[START OF INFORMATION SHOWN]
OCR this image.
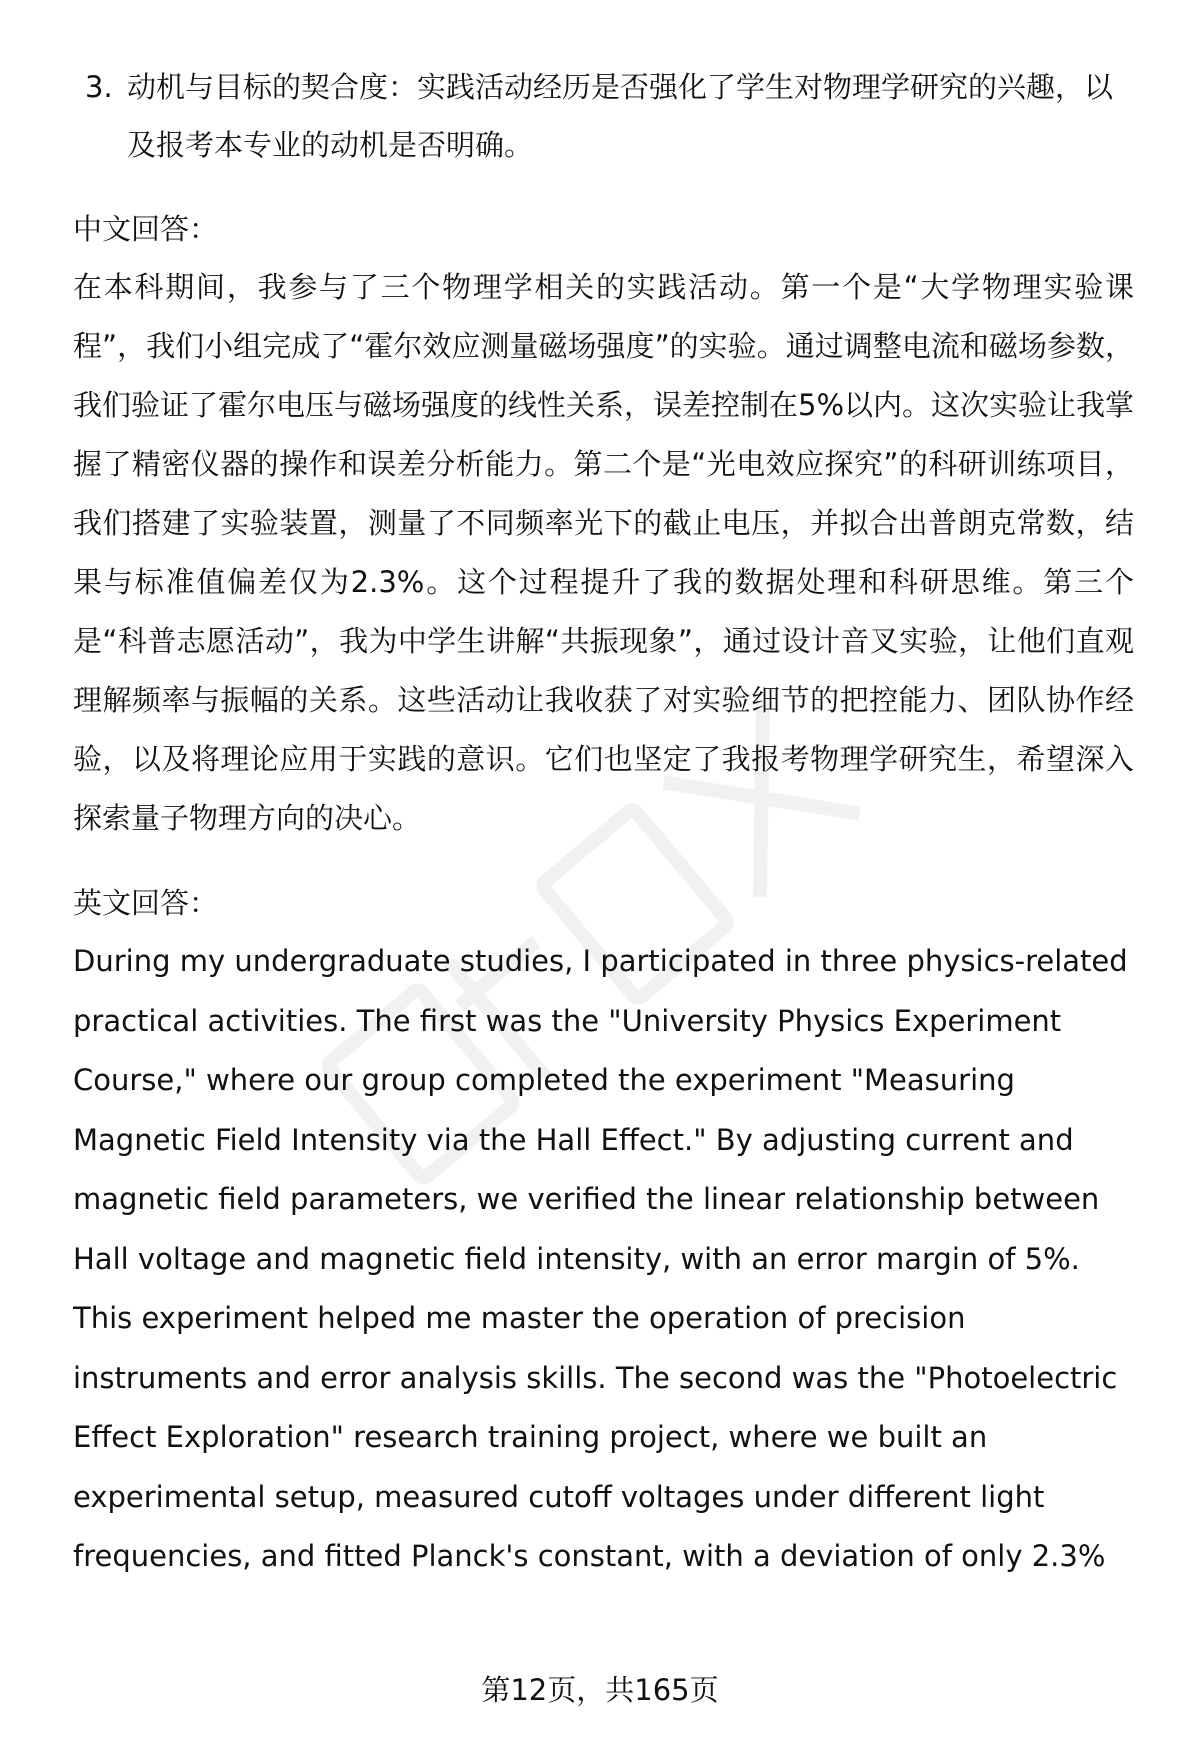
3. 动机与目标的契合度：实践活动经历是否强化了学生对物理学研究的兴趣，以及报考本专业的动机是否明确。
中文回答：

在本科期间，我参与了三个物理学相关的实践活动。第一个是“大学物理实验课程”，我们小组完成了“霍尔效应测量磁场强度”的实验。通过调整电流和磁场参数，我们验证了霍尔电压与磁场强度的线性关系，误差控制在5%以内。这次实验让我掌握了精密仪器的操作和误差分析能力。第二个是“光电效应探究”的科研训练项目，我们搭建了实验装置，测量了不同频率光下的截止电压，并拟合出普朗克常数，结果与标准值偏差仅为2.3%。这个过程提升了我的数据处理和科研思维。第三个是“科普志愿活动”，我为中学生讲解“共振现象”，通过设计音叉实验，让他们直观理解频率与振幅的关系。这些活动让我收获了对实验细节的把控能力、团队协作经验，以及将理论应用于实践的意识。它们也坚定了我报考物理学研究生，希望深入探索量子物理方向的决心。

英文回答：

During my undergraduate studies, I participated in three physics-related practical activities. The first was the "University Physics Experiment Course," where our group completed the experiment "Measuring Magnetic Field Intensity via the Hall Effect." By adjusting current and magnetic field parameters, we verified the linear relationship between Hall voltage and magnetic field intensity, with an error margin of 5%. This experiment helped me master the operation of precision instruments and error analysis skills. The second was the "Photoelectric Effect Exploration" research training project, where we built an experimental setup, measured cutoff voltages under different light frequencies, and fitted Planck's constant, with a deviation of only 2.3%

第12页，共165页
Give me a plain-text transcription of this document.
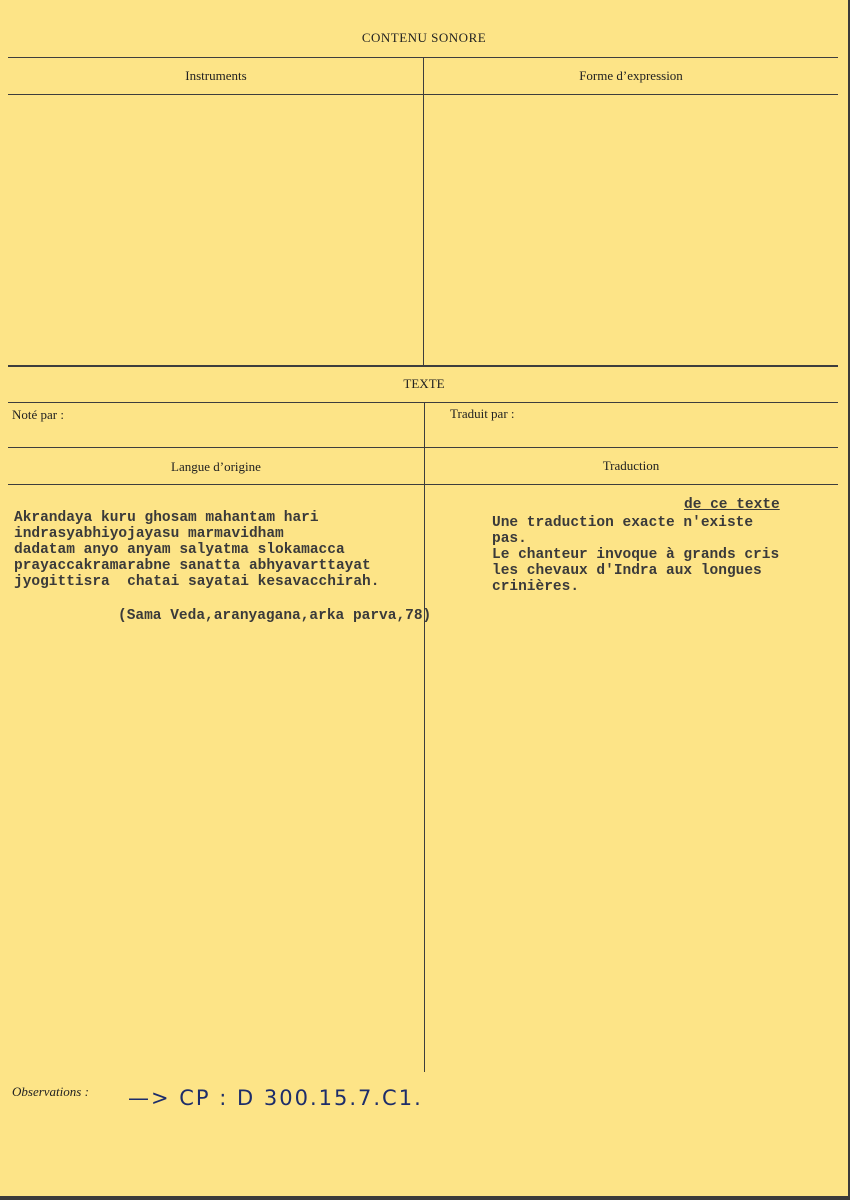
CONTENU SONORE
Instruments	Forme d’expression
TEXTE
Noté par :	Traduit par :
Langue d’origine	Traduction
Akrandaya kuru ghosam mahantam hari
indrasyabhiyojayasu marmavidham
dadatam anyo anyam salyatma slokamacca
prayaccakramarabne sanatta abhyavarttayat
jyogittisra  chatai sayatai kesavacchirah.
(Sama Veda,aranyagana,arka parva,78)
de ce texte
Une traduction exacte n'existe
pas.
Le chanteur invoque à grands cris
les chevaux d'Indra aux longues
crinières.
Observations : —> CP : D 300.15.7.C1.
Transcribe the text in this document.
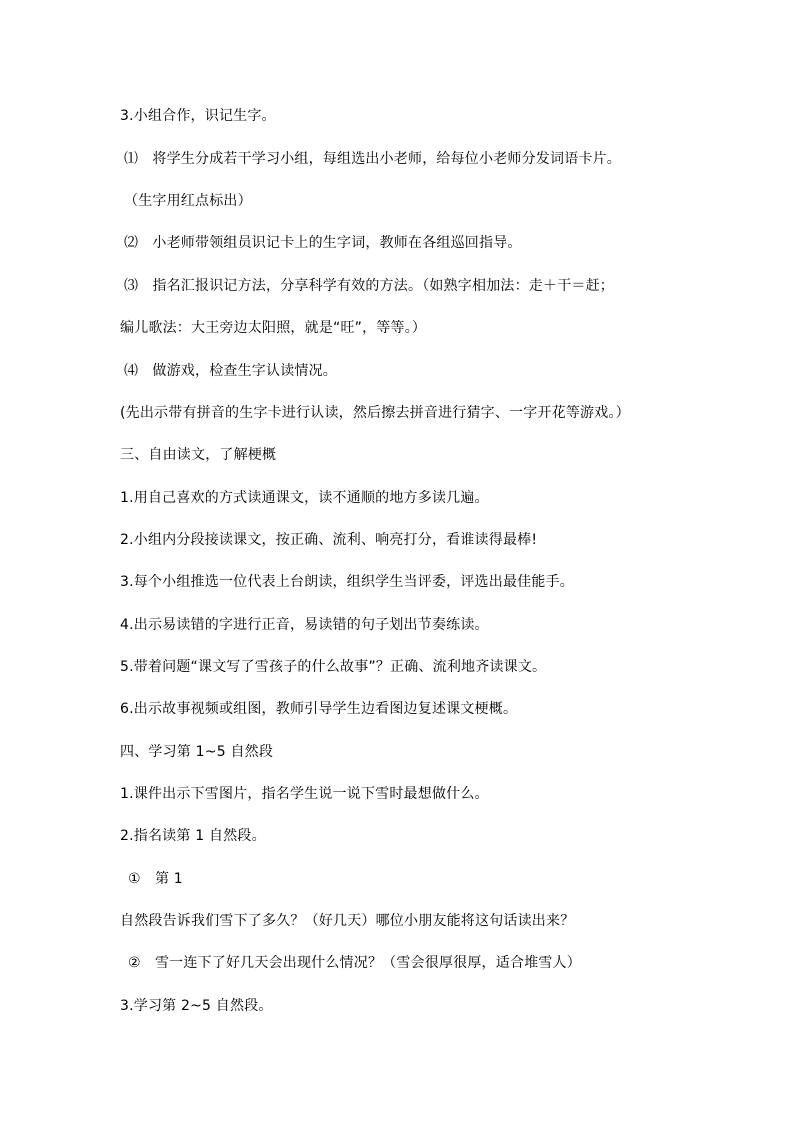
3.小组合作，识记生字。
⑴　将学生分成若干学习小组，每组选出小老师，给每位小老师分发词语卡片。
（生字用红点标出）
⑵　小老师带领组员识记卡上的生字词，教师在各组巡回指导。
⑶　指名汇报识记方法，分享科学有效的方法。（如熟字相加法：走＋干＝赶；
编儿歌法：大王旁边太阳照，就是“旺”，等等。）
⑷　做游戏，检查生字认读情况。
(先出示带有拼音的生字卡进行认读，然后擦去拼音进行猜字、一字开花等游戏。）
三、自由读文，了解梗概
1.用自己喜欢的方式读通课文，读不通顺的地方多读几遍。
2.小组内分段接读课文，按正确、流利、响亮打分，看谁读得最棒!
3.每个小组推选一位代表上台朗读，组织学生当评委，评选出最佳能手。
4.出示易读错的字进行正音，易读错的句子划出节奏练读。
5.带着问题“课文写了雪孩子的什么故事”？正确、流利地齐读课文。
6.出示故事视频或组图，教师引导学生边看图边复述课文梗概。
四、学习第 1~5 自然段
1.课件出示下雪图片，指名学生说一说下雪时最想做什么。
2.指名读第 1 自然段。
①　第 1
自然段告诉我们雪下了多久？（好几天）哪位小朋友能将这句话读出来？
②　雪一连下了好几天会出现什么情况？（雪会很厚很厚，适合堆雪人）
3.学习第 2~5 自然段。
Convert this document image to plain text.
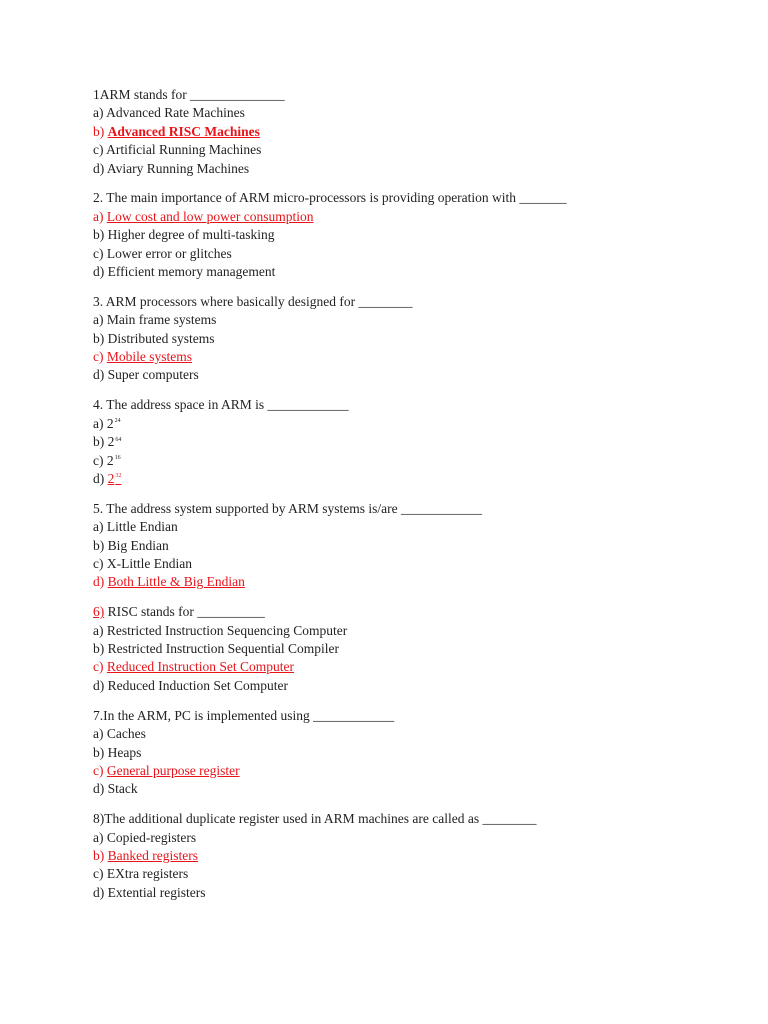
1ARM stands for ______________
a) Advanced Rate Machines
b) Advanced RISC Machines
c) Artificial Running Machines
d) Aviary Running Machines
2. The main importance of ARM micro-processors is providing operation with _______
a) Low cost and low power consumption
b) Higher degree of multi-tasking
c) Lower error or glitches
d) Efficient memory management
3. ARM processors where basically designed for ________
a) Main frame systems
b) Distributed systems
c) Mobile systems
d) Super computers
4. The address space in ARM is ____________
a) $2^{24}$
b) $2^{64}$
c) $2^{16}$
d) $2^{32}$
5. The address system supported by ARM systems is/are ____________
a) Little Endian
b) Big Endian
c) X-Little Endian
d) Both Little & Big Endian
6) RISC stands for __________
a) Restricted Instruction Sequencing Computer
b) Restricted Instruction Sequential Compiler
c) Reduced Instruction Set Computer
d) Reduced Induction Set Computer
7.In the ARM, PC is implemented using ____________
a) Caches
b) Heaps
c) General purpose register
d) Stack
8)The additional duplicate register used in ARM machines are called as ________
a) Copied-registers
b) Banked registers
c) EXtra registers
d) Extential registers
[END OF INFORMATION SHOWN]
> AIM OF THE EXERCISE
In the copy, include all records verbatim but no images.

> WORKED SOLUTION
OCR this image.
3. 动机与目标的契合度：实践活动经历是否强化了学生对物理学研究的兴趣，以及报考本专业的动机是否明确。
中文回答：

在本科期间，我参与了三个物理学相关的实践活动。第一个是“大学物理实验课程”，我们小组完成了“霍尔效应测量磁场强度”的实验。通过调整电流和磁场参数，我们验证了霍尔电压与磁场强度的线性关系，误差控制在5%以内。这次实验让我掌握了精密仪器的操作和误差分析能力。第二个是“光电效应探究”的科研训练项目，我们搭建了实验装置，测量了不同频率光下的截止电压，并拟合出普朗克常数，结果与标准值偏差仅为2.3%。这个过程提升了我的数据处理和科研思维。第三个是“科普志愿活动”，我为中学生讲解“共振现象”，通过设计音叉实验，让他们直观理解频率与振幅的关系。这些活动让我收获了对实验细节的把控能力、团队协作经验，以及将理论应用于实践的意识。它们也坚定了我报考物理学研究生，希望深入探索量子物理方向的决心。

英文回答：

During my undergraduate studies, I participated in three physics-related practical activities. The first was the "University Physics Experiment Course," where our group completed the experiment "Measuring Magnetic Field Intensity via the Hall Effect." By adjusting current and magnetic field parameters, we verified the linear relationship between Hall voltage and magnetic field intensity, with an error margin of 5%. This experiment helped me master the operation of precision instruments and error analysis skills. The second was the "Photoelectric Effect Exploration" research training project, where we built an experimental setup, measured cutoff voltages under different light frequencies, and fitted Planck's constant, with a deviation of only 2.3%

第12页，共165页
Give me a plain-text transcription of this document.
CONTENU SONORE
Instruments	Forme d’expression
TEXTE
Noté par :	Traduit par :
Langue d’origine	Traduction
Akrandaya kuru ghosam mahantam hari
indrasyabhiyojayasu marmavidham
dadatam anyo anyam salyatma slokamacca
prayaccakramarabne sanatta abhyavarttayat
jyogittisra  chatai sayatai kesavacchirah.
(Sama Veda,aranyagana,arka parva,78)
de ce texte
Une traduction exacte n'existe
pas.
Le chanteur invoque à grands cris
les chevaux d'Indra aux longues
crinières.
Observations : —> CP : D 300.15.7.C1.
Transcribe the text in this document.
3.小组合作，识记生字。
⑴　将学生分成若干学习小组，每组选出小老师，给每位小老师分发词语卡片。
（生字用红点标出）
⑵　小老师带领组员识记卡上的生字词，教师在各组巡回指导。
⑶　指名汇报识记方法，分享科学有效的方法。（如熟字相加法：走＋干＝赶；
编儿歌法：大王旁边太阳照，就是“旺”，等等。）
⑷　做游戏，检查生字认读情况。
(先出示带有拼音的生字卡进行认读，然后擦去拼音进行猜字、一字开花等游戏。）
三、自由读文，了解梗概
1.用自己喜欢的方式读通课文，读不通顺的地方多读几遍。
2.小组内分段接读课文，按正确、流利、响亮打分，看谁读得最棒!
3.每个小组推选一位代表上台朗读，组织学生当评委，评选出最佳能手。
4.出示易读错的字进行正音，易读错的句子划出节奏练读。
5.带着问题“课文写了雪孩子的什么故事”？正确、流利地齐读课文。
6.出示故事视频或组图，教师引导学生边看图边复述课文梗概。
四、学习第 1~5 自然段
1.课件出示下雪图片，指名学生说一说下雪时最想做什么。
2.指名读第 1 自然段。
①　第 1
自然段告诉我们雪下了多久？（好几天）哪位小朋友能将这句话读出来？
②　雪一连下了好几天会出现什么情况？（雪会很厚很厚，适合堆雪人）
3.学习第 2~5 自然段。
Convert this document image to plain text.
1ARM stands for ______________
a) Advanced Rate Machines
b) Advanced RISC Machines
c) Artificial Running Machines
d) Aviary Running Machines
2. The main importance of ARM micro-processors is providing operation with _______
a) Low cost and low power consumption
b) Higher degree of multi-tasking
c) Lower error or glitches
d) Efficient memory management
3. ARM processors where basically designed for ________
a) Main frame systems
b) Distributed systems
c) Mobile systems
d) Super computers
4. The address space in ARM is ____________
a) $2^{24}$
b) $2^{64}$
c) $2^{16}$
d) $2^{32}$
5. The address system supported by ARM systems is/are ____________
a) Little Endian
b) Big Endian
c) X-Little Endian
d) Both Little & Big Endian
6) RISC stands for __________
a) Restricted Instruction Sequencing Computer
b) Restricted Instruction Sequential Compiler
c) Reduced Instruction Set Computer
d) Reduced Induction Set Computer
7.In the ARM, PC is implemented using ____________
a) Caches
b) Heaps
c) General purpose register
d) Stack
8)The additional duplicate register used in ARM machines are called as ________
a) Copied-registers
b) Banked registers
c) EXtra registers
d) Extential registers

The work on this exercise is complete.